[START]
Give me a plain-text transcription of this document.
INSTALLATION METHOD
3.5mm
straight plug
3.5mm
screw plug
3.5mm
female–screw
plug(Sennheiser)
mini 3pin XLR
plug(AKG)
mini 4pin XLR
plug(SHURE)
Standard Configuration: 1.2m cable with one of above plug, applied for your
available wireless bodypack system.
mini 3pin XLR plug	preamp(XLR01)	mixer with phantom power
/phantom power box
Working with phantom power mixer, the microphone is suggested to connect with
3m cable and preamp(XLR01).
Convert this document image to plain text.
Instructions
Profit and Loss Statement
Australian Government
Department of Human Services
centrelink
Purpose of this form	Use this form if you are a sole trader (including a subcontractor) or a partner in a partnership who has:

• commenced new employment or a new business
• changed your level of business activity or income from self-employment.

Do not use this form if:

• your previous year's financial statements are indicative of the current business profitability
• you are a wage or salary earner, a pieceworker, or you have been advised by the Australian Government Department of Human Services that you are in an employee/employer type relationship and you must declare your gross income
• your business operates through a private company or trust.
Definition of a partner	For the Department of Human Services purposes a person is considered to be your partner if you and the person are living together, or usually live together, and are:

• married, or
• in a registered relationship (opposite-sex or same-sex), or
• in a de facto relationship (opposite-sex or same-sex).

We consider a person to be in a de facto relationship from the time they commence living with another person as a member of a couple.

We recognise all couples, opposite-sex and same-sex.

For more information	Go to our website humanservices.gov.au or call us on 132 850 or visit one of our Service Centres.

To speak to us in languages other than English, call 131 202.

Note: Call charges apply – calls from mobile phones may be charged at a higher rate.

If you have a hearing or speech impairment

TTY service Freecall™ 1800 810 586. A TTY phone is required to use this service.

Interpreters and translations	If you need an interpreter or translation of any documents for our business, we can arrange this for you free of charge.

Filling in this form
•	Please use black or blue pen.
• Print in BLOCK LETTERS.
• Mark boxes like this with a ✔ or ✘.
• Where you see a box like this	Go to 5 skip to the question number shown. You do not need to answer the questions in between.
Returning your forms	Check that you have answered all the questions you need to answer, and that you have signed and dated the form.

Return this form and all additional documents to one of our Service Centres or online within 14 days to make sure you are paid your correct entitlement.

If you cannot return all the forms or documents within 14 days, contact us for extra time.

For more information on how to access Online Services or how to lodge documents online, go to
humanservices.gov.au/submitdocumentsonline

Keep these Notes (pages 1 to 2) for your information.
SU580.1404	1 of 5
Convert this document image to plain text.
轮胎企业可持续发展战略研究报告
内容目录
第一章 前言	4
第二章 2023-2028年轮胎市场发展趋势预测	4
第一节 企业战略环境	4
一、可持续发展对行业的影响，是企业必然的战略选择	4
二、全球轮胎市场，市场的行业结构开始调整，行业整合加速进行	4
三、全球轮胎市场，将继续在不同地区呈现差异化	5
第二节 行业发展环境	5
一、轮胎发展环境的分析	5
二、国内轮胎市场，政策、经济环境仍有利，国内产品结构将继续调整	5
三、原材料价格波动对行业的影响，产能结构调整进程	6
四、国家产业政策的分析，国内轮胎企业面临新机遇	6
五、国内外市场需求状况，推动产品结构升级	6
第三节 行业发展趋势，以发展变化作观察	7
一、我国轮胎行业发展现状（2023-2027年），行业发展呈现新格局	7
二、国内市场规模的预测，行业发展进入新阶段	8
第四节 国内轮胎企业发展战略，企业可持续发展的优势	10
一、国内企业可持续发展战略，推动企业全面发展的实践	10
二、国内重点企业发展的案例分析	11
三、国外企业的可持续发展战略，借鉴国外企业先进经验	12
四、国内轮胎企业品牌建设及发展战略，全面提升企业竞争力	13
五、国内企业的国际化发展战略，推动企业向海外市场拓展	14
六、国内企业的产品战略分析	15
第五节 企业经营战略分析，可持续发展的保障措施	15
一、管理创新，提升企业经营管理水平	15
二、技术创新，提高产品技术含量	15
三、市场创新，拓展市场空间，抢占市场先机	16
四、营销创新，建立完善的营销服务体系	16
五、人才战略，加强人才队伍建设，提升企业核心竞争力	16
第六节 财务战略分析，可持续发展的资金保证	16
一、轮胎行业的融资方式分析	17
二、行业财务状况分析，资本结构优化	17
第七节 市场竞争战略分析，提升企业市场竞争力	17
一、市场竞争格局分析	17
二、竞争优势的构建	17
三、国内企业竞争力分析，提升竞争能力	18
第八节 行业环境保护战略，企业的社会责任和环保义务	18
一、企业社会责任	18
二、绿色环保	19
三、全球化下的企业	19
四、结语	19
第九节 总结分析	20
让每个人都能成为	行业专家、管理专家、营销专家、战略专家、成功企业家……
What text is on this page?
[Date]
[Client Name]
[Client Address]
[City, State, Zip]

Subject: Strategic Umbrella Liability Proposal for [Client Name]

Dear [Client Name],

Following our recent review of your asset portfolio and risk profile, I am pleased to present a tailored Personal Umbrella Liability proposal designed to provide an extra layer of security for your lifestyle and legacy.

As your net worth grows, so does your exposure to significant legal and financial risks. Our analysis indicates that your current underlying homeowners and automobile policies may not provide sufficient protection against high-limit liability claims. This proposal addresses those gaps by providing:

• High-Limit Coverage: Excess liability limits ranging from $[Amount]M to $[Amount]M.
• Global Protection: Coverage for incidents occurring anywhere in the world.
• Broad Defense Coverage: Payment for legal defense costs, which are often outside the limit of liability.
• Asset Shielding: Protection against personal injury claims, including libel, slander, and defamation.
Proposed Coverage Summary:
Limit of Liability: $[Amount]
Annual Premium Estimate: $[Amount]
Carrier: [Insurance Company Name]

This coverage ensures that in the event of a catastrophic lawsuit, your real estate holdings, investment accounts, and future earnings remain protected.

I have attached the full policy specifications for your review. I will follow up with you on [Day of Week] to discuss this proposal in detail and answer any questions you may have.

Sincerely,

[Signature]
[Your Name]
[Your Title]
[END]
Stated task =>
The records above must be repeated exactly, every one of them.

Exercise result =>
Give me a plain-text transcription of this document.
INSTALLATION METHOD
3.5mm
straight plug
3.5mm
screw plug
3.5mm
female–screw
plug(Sennheiser)
mini 3pin XLR
plug(AKG)
mini 4pin XLR
plug(SHURE)
Standard Configuration: 1.2m cable with one of above plug, applied for your
available wireless bodypack system.
mini 3pin XLR plug	preamp(XLR01)	mixer with phantom power
/phantom power box
Working with phantom power mixer, the microphone is suggested to connect with
3m cable and preamp(XLR01).
Convert this document image to plain text.
Instructions
Profit and Loss Statement
Australian Government
Department of Human Services
centrelink
Purpose of this form	Use this form if you are a sole trader (including a subcontractor) or a partner in a partnership who has:

• commenced new employment or a new business
• changed your level of business activity or income from self-employment.

Do not use this form if:

• your previous year's financial statements are indicative of the current business profitability
• you are a wage or salary earner, a pieceworker, or you have been advised by the Australian Government Department of Human Services that you are in an employee/employer type relationship and you must declare your gross income
• your business operates through a private company or trust.
Definition of a partner	For the Department of Human Services purposes a person is considered to be your partner if you and the person are living together, or usually live together, and are:

• married, or
• in a registered relationship (opposite-sex or same-sex), or
• in a de facto relationship (opposite-sex or same-sex).

We consider a person to be in a de facto relationship from the time they commence living with another person as a member of a couple.

We recognise all couples, opposite-sex and same-sex.

For more information	Go to our website humanservices.gov.au or call us on 132 850 or visit one of our Service Centres.

To speak to us in languages other than English, call 131 202.

Note: Call charges apply – calls from mobile phones may be charged at a higher rate.

If you have a hearing or speech impairment

TTY service Freecall™ 1800 810 586. A TTY phone is required to use this service.

Interpreters and translations	If you need an interpreter or translation of any documents for our business, we can arrange this for you free of charge.

Filling in this form
•	Please use black or blue pen.
• Print in BLOCK LETTERS.
• Mark boxes like this with a ✔ or ✘.
• Where you see a box like this	Go to 5 skip to the question number shown. You do not need to answer the questions in between.
Returning your forms	Check that you have answered all the questions you need to answer, and that you have signed and dated the form.

Return this form and all additional documents to one of our Service Centres or online within 14 days to make sure you are paid your correct entitlement.

If you cannot return all the forms or documents within 14 days, contact us for extra time.

For more information on how to access Online Services or how to lodge documents online, go to
humanservices.gov.au/submitdocumentsonline

Keep these Notes (pages 1 to 2) for your information.
SU580.1404	1 of 5
Convert this document image to plain text.
轮胎企业可持续发展战略研究报告
内容目录
第一章 前言	4
第二章 2023-2028年轮胎市场发展趋势预测	4
第一节 企业战略环境	4
一、可持续发展对行业的影响，是企业必然的战略选择	4
二、全球轮胎市场，市场的行业结构开始调整，行业整合加速进行	4
三、全球轮胎市场，将继续在不同地区呈现差异化	5
第二节 行业发展环境	5
一、轮胎发展环境的分析	5
二、国内轮胎市场，政策、经济环境仍有利，国内产品结构将继续调整	5
三、原材料价格波动对行业的影响，产能结构调整进程	6
四、国家产业政策的分析，国内轮胎企业面临新机遇	6
五、国内外市场需求状况，推动产品结构升级	6
第三节 行业发展趋势，以发展变化作观察	7
一、我国轮胎行业发展现状（2023-2027年），行业发展呈现新格局	7
二、国内市场规模的预测，行业发展进入新阶段	8
第四节 国内轮胎企业发展战略，企业可持续发展的优势	10
一、国内企业可持续发展战略，推动企业全面发展的实践	10
二、国内重点企业发展的案例分析	11
三、国外企业的可持续发展战略，借鉴国外企业先进经验	12
四、国内轮胎企业品牌建设及发展战略，全面提升企业竞争力	13
五、国内企业的国际化发展战略，推动企业向海外市场拓展	14
六、国内企业的产品战略分析	15
第五节 企业经营战略分析，可持续发展的保障措施	15
一、管理创新，提升企业经营管理水平	15
二、技术创新，提高产品技术含量	15
三、市场创新，拓展市场空间，抢占市场先机	16
四、营销创新，建立完善的营销服务体系	16
五、人才战略，加强人才队伍建设，提升企业核心竞争力	16
第六节 财务战略分析，可持续发展的资金保证	16
一、轮胎行业的融资方式分析	17
二、行业财务状况分析，资本结构优化	17
第七节 市场竞争战略分析，提升企业市场竞争力	17
一、市场竞争格局分析	17
二、竞争优势的构建	17
三、国内企业竞争力分析，提升竞争能力	18
第八节 行业环境保护战略，企业的社会责任和环保义务	18
一、企业社会责任	18
二、绿色环保	19
三、全球化下的企业	19
四、结语	19
第九节 总结分析	20
让每个人都能成为	行业专家、管理专家、营销专家、战略专家、成功企业家……
What text is on this page?
[Date]
[Client Name]
[Client Address]
[City, State, Zip]

Subject: Strategic Umbrella Liability Proposal for [Client Name]

Dear [Client Name],

Following our recent review of your asset portfolio and risk profile, I am pleased to present a tailored Personal Umbrella Liability proposal designed to provide an extra layer of security for your lifestyle and legacy.

As your net worth grows, so does your exposure to significant legal and financial risks. Our analysis indicates that your current underlying homeowners and automobile policies may not provide sufficient protection against high-limit liability claims. This proposal addresses those gaps by providing:

• High-Limit Coverage: Excess liability limits ranging from $[Amount]M to $[Amount]M.
• Global Protection: Coverage for incidents occurring anywhere in the world.
• Broad Defense Coverage: Payment for legal defense costs, which are often outside the limit of liability.
• Asset Shielding: Protection against personal injury claims, including libel, slander, and defamation.
Proposed Coverage Summary:
Limit of Liability: $[Amount]
Annual Premium Estimate: $[Amount]
Carrier: [Insurance Company Name]

This coverage ensures that in the event of a catastrophic lawsuit, your real estate holdings, investment accounts, and future earnings remain protected.

I have attached the full policy specifications for your review. I will follow up with you on [Day of Week] to discuss this proposal in detail and answer any questions you may have.

Sincerely,

[Signature]
[Your Name]
[Your Title]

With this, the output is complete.